▶ [What is expected] Where a line holds "JSON", copy it.

▶ [Excerpted data]
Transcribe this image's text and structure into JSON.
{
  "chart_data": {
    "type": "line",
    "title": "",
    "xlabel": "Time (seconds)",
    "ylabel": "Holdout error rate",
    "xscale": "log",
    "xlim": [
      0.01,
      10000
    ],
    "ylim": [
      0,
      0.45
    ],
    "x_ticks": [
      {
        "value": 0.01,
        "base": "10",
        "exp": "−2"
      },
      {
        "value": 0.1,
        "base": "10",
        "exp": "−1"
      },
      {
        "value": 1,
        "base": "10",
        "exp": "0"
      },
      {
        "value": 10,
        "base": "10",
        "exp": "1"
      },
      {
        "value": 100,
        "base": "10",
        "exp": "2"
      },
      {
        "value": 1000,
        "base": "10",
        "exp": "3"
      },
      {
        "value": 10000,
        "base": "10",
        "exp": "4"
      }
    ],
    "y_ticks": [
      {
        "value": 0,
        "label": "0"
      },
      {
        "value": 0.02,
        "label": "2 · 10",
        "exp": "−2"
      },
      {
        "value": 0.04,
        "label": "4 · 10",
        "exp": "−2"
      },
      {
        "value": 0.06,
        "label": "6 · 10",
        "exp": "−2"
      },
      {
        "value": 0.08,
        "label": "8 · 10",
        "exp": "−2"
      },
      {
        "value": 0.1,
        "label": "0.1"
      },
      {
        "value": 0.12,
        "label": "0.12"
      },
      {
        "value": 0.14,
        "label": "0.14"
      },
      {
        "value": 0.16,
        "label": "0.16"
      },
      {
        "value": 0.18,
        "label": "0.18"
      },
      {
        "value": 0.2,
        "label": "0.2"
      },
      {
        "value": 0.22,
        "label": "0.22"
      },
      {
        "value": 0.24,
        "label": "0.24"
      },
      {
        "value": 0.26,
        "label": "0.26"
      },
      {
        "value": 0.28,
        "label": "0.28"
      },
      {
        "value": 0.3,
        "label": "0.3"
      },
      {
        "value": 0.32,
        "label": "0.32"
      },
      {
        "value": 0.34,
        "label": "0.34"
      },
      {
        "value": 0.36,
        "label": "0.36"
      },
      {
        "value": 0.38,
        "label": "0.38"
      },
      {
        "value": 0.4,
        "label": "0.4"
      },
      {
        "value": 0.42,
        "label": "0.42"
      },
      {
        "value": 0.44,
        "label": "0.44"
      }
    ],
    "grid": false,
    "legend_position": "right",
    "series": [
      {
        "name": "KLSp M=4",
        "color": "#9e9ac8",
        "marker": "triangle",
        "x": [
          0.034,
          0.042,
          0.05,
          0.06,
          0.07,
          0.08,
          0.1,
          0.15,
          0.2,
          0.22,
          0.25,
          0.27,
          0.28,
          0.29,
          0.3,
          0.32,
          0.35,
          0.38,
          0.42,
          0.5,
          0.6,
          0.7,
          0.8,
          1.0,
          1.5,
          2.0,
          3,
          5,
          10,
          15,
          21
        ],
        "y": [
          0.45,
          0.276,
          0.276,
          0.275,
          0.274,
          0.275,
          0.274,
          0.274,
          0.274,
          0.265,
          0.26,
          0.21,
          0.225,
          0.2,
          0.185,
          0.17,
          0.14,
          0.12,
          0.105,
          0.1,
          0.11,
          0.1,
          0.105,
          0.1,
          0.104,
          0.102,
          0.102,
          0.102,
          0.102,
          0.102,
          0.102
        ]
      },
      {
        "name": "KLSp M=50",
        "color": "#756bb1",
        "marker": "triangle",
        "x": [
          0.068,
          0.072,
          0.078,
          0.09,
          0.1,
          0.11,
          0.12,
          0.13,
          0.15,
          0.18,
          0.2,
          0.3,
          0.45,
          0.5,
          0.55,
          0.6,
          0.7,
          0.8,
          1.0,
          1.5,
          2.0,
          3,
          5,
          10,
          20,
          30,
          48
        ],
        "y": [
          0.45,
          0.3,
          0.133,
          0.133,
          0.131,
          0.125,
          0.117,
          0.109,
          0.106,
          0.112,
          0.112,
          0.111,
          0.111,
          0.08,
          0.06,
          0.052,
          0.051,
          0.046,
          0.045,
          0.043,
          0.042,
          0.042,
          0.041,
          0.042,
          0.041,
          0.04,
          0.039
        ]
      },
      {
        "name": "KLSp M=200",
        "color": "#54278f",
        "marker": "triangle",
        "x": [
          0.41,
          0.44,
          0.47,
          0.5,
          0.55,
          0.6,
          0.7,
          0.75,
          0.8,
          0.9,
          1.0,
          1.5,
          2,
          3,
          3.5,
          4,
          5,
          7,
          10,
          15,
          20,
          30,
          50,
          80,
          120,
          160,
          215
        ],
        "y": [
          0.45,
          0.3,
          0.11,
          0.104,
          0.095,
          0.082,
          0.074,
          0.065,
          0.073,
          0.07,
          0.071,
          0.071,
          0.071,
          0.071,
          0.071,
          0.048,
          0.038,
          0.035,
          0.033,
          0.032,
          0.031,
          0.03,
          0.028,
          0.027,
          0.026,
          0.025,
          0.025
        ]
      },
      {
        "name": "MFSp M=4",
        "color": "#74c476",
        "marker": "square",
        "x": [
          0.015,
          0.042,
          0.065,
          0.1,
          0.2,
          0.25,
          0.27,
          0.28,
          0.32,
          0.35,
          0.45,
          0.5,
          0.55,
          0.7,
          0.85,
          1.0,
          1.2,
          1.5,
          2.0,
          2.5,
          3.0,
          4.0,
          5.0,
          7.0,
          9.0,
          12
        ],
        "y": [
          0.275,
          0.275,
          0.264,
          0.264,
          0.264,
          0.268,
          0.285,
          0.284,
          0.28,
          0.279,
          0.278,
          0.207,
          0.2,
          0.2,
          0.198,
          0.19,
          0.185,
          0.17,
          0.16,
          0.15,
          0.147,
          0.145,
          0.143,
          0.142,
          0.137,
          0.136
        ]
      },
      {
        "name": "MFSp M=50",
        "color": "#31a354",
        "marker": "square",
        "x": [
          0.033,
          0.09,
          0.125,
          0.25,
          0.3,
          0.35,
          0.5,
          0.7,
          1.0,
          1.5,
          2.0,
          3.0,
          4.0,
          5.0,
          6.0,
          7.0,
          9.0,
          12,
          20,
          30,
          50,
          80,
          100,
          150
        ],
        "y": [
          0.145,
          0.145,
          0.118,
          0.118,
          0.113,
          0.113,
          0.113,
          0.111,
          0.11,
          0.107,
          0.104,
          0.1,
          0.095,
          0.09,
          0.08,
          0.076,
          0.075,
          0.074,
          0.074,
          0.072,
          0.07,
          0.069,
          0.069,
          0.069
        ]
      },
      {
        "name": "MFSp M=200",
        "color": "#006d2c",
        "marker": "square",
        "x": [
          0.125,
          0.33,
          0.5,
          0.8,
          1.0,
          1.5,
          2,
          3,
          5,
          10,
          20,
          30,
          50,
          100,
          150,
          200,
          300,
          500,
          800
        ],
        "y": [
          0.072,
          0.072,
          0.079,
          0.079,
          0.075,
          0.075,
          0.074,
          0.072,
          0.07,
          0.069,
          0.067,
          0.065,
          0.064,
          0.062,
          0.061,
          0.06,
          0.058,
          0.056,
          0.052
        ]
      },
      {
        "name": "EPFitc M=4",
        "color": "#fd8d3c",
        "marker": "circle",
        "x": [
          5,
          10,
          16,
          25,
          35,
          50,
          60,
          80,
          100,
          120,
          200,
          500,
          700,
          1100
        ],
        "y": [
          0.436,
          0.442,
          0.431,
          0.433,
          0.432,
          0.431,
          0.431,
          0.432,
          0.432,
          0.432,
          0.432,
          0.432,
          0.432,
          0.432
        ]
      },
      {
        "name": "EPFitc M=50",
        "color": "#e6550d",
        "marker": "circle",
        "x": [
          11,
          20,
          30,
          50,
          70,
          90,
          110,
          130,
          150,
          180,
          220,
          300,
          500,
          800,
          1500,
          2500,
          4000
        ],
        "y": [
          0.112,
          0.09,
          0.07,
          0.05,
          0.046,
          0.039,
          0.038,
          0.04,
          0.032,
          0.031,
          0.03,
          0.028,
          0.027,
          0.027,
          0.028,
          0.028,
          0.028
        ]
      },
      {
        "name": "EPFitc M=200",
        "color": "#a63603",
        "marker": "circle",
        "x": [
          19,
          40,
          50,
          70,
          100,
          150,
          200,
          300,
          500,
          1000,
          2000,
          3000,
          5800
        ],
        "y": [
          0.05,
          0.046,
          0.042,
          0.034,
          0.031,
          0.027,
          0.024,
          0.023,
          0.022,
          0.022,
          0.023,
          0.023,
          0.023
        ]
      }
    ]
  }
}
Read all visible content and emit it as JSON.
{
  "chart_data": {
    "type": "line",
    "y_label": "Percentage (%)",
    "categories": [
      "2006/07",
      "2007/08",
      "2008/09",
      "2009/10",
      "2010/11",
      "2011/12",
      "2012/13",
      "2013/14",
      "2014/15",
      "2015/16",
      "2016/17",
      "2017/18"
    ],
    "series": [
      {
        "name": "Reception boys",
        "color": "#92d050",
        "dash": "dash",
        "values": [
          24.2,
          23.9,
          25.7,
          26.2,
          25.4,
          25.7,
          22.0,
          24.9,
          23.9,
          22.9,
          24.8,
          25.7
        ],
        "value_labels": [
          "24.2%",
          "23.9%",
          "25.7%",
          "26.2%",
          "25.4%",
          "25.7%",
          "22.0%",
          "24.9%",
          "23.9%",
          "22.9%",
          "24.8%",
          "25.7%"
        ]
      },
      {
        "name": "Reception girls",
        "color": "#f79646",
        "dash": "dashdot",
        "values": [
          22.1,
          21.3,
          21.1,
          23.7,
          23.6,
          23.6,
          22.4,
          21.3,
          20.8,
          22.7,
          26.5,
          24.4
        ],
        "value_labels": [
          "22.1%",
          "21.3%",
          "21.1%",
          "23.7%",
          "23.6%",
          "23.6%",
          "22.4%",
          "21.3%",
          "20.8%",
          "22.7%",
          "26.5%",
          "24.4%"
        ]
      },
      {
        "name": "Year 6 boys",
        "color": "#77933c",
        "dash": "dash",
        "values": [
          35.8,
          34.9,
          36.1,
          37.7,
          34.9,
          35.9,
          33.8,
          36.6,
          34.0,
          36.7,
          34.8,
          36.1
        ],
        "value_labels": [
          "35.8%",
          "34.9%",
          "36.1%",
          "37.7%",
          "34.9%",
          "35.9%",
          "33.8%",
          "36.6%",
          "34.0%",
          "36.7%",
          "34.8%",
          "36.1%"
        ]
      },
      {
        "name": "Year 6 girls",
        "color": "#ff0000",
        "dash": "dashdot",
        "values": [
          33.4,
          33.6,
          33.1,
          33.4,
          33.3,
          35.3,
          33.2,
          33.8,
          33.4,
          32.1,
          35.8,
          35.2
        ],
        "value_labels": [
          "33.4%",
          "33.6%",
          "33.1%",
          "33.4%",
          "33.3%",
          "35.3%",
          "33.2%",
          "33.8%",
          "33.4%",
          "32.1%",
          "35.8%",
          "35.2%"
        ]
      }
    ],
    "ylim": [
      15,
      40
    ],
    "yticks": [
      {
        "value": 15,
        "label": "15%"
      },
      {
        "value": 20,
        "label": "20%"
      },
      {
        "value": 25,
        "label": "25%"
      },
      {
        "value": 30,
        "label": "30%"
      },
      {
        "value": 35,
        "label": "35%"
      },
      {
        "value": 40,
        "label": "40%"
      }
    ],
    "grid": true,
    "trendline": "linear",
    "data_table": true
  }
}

▶ [Solved problem]
Transcribe this image's text and structure into JSON.
Read all visible content and emit it as JSON.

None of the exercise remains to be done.